→ EXERCISE DETAILS: Return the entries below verbatim. Pictures stay out.

→ THE RECORDS:
────

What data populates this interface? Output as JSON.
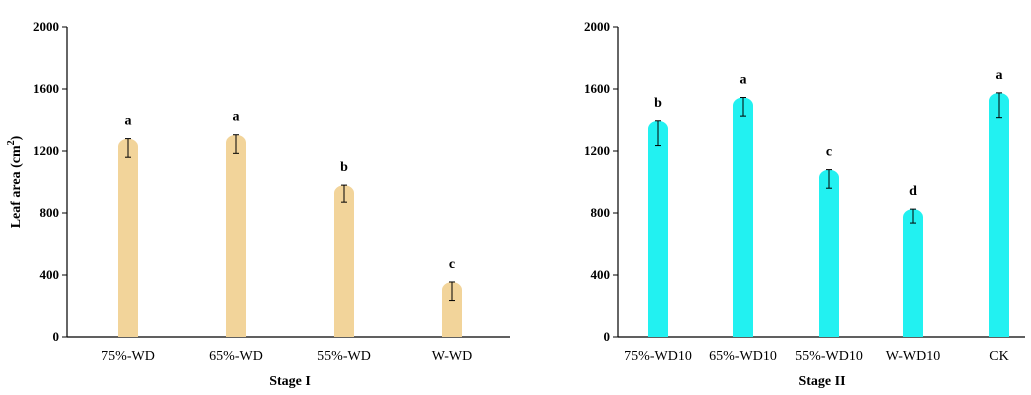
{
  "chart_data": [
    {
      "type": "bar",
      "xlabel": "Stage I",
      "ylabel": "Leaf area (cm",
      "ylabel_sup": "2",
      "ylabel_end": ")",
      "ylim": [
        0,
        2000
      ],
      "yticks": [
        0,
        400,
        800,
        1200,
        1600,
        2000
      ],
      "grid": false,
      "bar_color": "#f2d49a",
      "categories": [
        "75%-WD",
        "65%-WD",
        "55%-WD",
        "W-WD"
      ],
      "values": [
        1280,
        1305,
        980,
        355
      ],
      "errors": [
        60,
        60,
        55,
        60
      ],
      "labels": [
        "a",
        "a",
        "b",
        "c"
      ]
    },
    {
      "type": "bar",
      "xlabel": "Stage II",
      "ylabel": "",
      "ylim": [
        0,
        2000
      ],
      "yticks": [
        0,
        400,
        800,
        1200,
        1600,
        2000
      ],
      "grid": false,
      "bar_color": "#22f1f1",
      "categories": [
        "75%-WD10",
        "65%-WD10",
        "55%-WD10",
        "W-WD10",
        "CK"
      ],
      "values": [
        1395,
        1545,
        1080,
        825,
        1575
      ],
      "errors": [
        80,
        60,
        60,
        45,
        80
      ],
      "labels": [
        "b",
        "a",
        "c",
        "d",
        "a"
      ]
    }
  ]
}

────

→ RESPONSE TO THE EXERCISE:
What data populates this interface? Output as JSON.
{
  "chart_data": [
    {
      "type": "bar",
      "xlabel": "Stage I",
      "ylabel": "Leaf area (cm",
      "ylabel_sup": "2",
      "ylabel_end": ")",
      "ylim": [
        0,
        2000
      ],
      "yticks": [
        0,
        400,
        800,
        1200,
        1600,
        2000
      ],
      "grid": false,
      "bar_color": "#f2d49a",
      "categories": [
        "75%-WD",
        "65%-WD",
        "55%-WD",
        "W-WD"
      ],
      "values": [
        1280,
        1305,
        980,
        355
      ],
      "errors": [
        60,
        60,
        55,
        60
      ],
      "labels": [
        "a",
        "a",
        "b",
        "c"
      ]
    },
    {
      "type": "bar",
      "xlabel": "Stage II",
      "ylabel": "",
      "ylim": [
        0,
        2000
      ],
      "yticks": [
        0,
        400,
        800,
        1200,
        1600,
        2000
      ],
      "grid": false,
      "bar_color": "#22f1f1",
      "categories": [
        "75%-WD10",
        "65%-WD10",
        "55%-WD10",
        "W-WD10",
        "CK"
      ],
      "values": [
        1395,
        1545,
        1080,
        825,
        1575
      ],
      "errors": [
        80,
        60,
        60,
        45,
        80
      ],
      "labels": [
        "b",
        "a",
        "c",
        "d",
        "a"
      ]
    }
  ]
}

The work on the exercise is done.